Dataset records on visual material
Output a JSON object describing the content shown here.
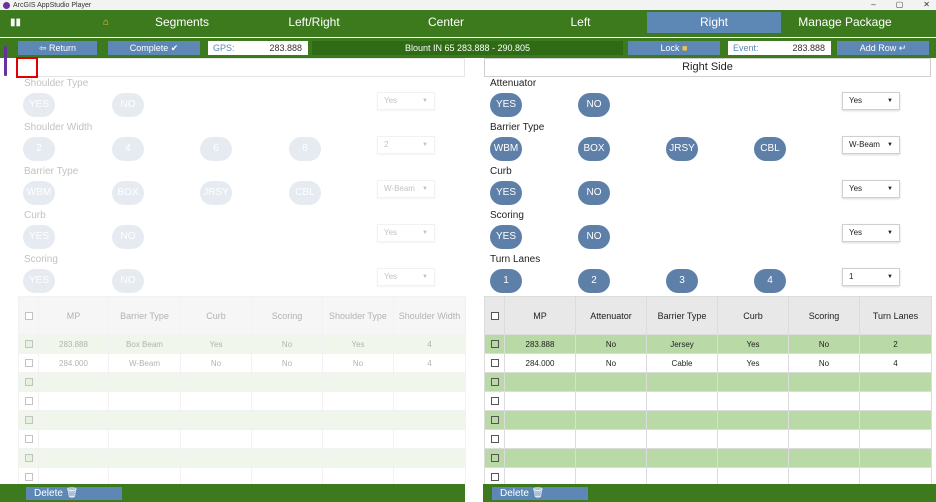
{
  "window": {
    "title": "ArcGIS AppStudio Player",
    "minimize": "–",
    "maximize": "▢",
    "close": "✕"
  },
  "tabs": [
    "Segments",
    "Left/Right",
    "Center",
    "Left",
    "Right",
    "Manage Package"
  ],
  "active_tab": "Right",
  "toolbar": {
    "return_label": "Return ⇦",
    "return_text": "Return",
    "complete_label": "Complete",
    "complete_icon": "✔",
    "gps_label": "GPS:",
    "gps_value": "283.888",
    "banner": "Blount IN 65 283.888 - 290.805",
    "lock_label": "Lock",
    "lock_icon": "🔒",
    "event_label": "Event:",
    "event_value": "283.888",
    "add_row_label": "Add Row ↵"
  },
  "right": {
    "header": "Right Side",
    "attenuator": {
      "label": "Attenuator",
      "options": [
        "YES",
        "NO"
      ],
      "selected": "Yes"
    },
    "barrier_type": {
      "label": "Barrier Type",
      "options": [
        "WBM",
        "BOX",
        "JRSY",
        "CBL"
      ],
      "selected": "W-Beam"
    },
    "curb": {
      "label": "Curb",
      "options": [
        "YES",
        "NO"
      ],
      "selected": "Yes"
    },
    "scoring": {
      "label": "Scoring",
      "options": [
        "YES",
        "NO"
      ],
      "selected": "Yes"
    },
    "turn_lanes": {
      "label": "Turn Lanes",
      "options": [
        "1",
        "2",
        "3",
        "4"
      ],
      "selected": "1"
    },
    "table": {
      "columns": [
        "MP",
        "Attenuator",
        "Barrier Type",
        "Curb",
        "Scoring",
        "Turn Lanes"
      ],
      "rows": [
        [
          "283.888",
          "No",
          "Jersey",
          "Yes",
          "No",
          "2"
        ],
        [
          "284.000",
          "No",
          "Cable",
          "Yes",
          "No",
          "4"
        ],
        [
          "",
          "",
          "",
          "",
          "",
          ""
        ],
        [
          "",
          "",
          "",
          "",
          "",
          ""
        ],
        [
          "",
          "",
          "",
          "",
          "",
          ""
        ],
        [
          "",
          "",
          "",
          "",
          "",
          ""
        ],
        [
          "",
          "",
          "",
          "",
          "",
          ""
        ],
        [
          "",
          "",
          "",
          "",
          "",
          ""
        ]
      ]
    },
    "delete_label": "Delete 🗑"
  },
  "left": {
    "shoulder_type": {
      "label": "Shoulder Type",
      "options": [
        "YES",
        "NO"
      ],
      "selected": "Yes"
    },
    "shoulder_width": {
      "label": "Shoulder Width",
      "options": [
        "2",
        "4",
        "6",
        "8"
      ],
      "selected": "2"
    },
    "barrier_type": {
      "label": "Barrier Type",
      "options": [
        "WBM",
        "BOX",
        "JRSY",
        "CBL"
      ],
      "selected": "W-Beam"
    },
    "curb": {
      "label": "Curb",
      "options": [
        "YES",
        "NO"
      ],
      "selected": "Yes"
    },
    "scoring": {
      "label": "Scoring",
      "options": [
        "YES",
        "NO"
      ],
      "selected": "Yes"
    },
    "table": {
      "columns": [
        "MP",
        "Barrier Type",
        "Curb",
        "Scoring",
        "Shoulder Type",
        "Shoulder Width"
      ],
      "rows": [
        [
          "283.888",
          "Box Beam",
          "Yes",
          "No",
          "Yes",
          "4"
        ],
        [
          "284.000",
          "W-Beam",
          "No",
          "No",
          "No",
          "4"
        ],
        [
          "",
          "",
          "",
          "",
          "",
          ""
        ],
        [
          "",
          "",
          "",
          "",
          "",
          ""
        ],
        [
          "",
          "",
          "",
          "",
          "",
          ""
        ],
        [
          "",
          "",
          "",
          "",
          "",
          ""
        ],
        [
          "",
          "",
          "",
          "",
          "",
          ""
        ],
        [
          "",
          "",
          "",
          "",
          "",
          ""
        ]
      ]
    },
    "delete_label": "Delete 🗑"
  },
  "colors": {
    "green_bar": "#3c7a1d",
    "blue_button": "#5d87b5",
    "pill": "#5e7fa8",
    "row_green": "#b9d9a6",
    "selection_red": "#e00000"
  }
}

*Exercise prompt*
Write out the whole listing exactly, and drop the pictures.

*Written answer*
Output a JSON object describing the content shown here.
{
  "window": {
    "title": "ArcGIS AppStudio Player",
    "minimize": "–",
    "maximize": "▢",
    "close": "✕"
  },
  "tabs": [
    "Segments",
    "Left/Right",
    "Center",
    "Left",
    "Right",
    "Manage Package"
  ],
  "active_tab": "Right",
  "toolbar": {
    "return_label": "Return ⇦",
    "return_text": "Return",
    "complete_label": "Complete",
    "complete_icon": "✔",
    "gps_label": "GPS:",
    "gps_value": "283.888",
    "banner": "Blount IN 65 283.888 - 290.805",
    "lock_label": "Lock",
    "lock_icon": "🔒",
    "event_label": "Event:",
    "event_value": "283.888",
    "add_row_label": "Add Row ↵"
  },
  "right": {
    "header": "Right Side",
    "attenuator": {
      "label": "Attenuator",
      "options": [
        "YES",
        "NO"
      ],
      "selected": "Yes"
    },
    "barrier_type": {
      "label": "Barrier Type",
      "options": [
        "WBM",
        "BOX",
        "JRSY",
        "CBL"
      ],
      "selected": "W-Beam"
    },
    "curb": {
      "label": "Curb",
      "options": [
        "YES",
        "NO"
      ],
      "selected": "Yes"
    },
    "scoring": {
      "label": "Scoring",
      "options": [
        "YES",
        "NO"
      ],
      "selected": "Yes"
    },
    "turn_lanes": {
      "label": "Turn Lanes",
      "options": [
        "1",
        "2",
        "3",
        "4"
      ],
      "selected": "1"
    },
    "table": {
      "columns": [
        "MP",
        "Attenuator",
        "Barrier Type",
        "Curb",
        "Scoring",
        "Turn Lanes"
      ],
      "rows": [
        [
          "283.888",
          "No",
          "Jersey",
          "Yes",
          "No",
          "2"
        ],
        [
          "284.000",
          "No",
          "Cable",
          "Yes",
          "No",
          "4"
        ],
        [
          "",
          "",
          "",
          "",
          "",
          ""
        ],
        [
          "",
          "",
          "",
          "",
          "",
          ""
        ],
        [
          "",
          "",
          "",
          "",
          "",
          ""
        ],
        [
          "",
          "",
          "",
          "",
          "",
          ""
        ],
        [
          "",
          "",
          "",
          "",
          "",
          ""
        ],
        [
          "",
          "",
          "",
          "",
          "",
          ""
        ]
      ]
    },
    "delete_label": "Delete 🗑"
  },
  "left": {
    "shoulder_type": {
      "label": "Shoulder Type",
      "options": [
        "YES",
        "NO"
      ],
      "selected": "Yes"
    },
    "shoulder_width": {
      "label": "Shoulder Width",
      "options": [
        "2",
        "4",
        "6",
        "8"
      ],
      "selected": "2"
    },
    "barrier_type": {
      "label": "Barrier Type",
      "options": [
        "WBM",
        "BOX",
        "JRSY",
        "CBL"
      ],
      "selected": "W-Beam"
    },
    "curb": {
      "label": "Curb",
      "options": [
        "YES",
        "NO"
      ],
      "selected": "Yes"
    },
    "scoring": {
      "label": "Scoring",
      "options": [
        "YES",
        "NO"
      ],
      "selected": "Yes"
    },
    "table": {
      "columns": [
        "MP",
        "Barrier Type",
        "Curb",
        "Scoring",
        "Shoulder Type",
        "Shoulder Width"
      ],
      "rows": [
        [
          "283.888",
          "Box Beam",
          "Yes",
          "No",
          "Yes",
          "4"
        ],
        [
          "284.000",
          "W-Beam",
          "No",
          "No",
          "No",
          "4"
        ],
        [
          "",
          "",
          "",
          "",
          "",
          ""
        ],
        [
          "",
          "",
          "",
          "",
          "",
          ""
        ],
        [
          "",
          "",
          "",
          "",
          "",
          ""
        ],
        [
          "",
          "",
          "",
          "",
          "",
          ""
        ],
        [
          "",
          "",
          "",
          "",
          "",
          ""
        ],
        [
          "",
          "",
          "",
          "",
          "",
          ""
        ]
      ]
    },
    "delete_label": "Delete 🗑"
  },
  "colors": {
    "green_bar": "#3c7a1d",
    "blue_button": "#5d87b5",
    "pill": "#5e7fa8",
    "row_green": "#b9d9a6",
    "selection_red": "#e00000"
  }
}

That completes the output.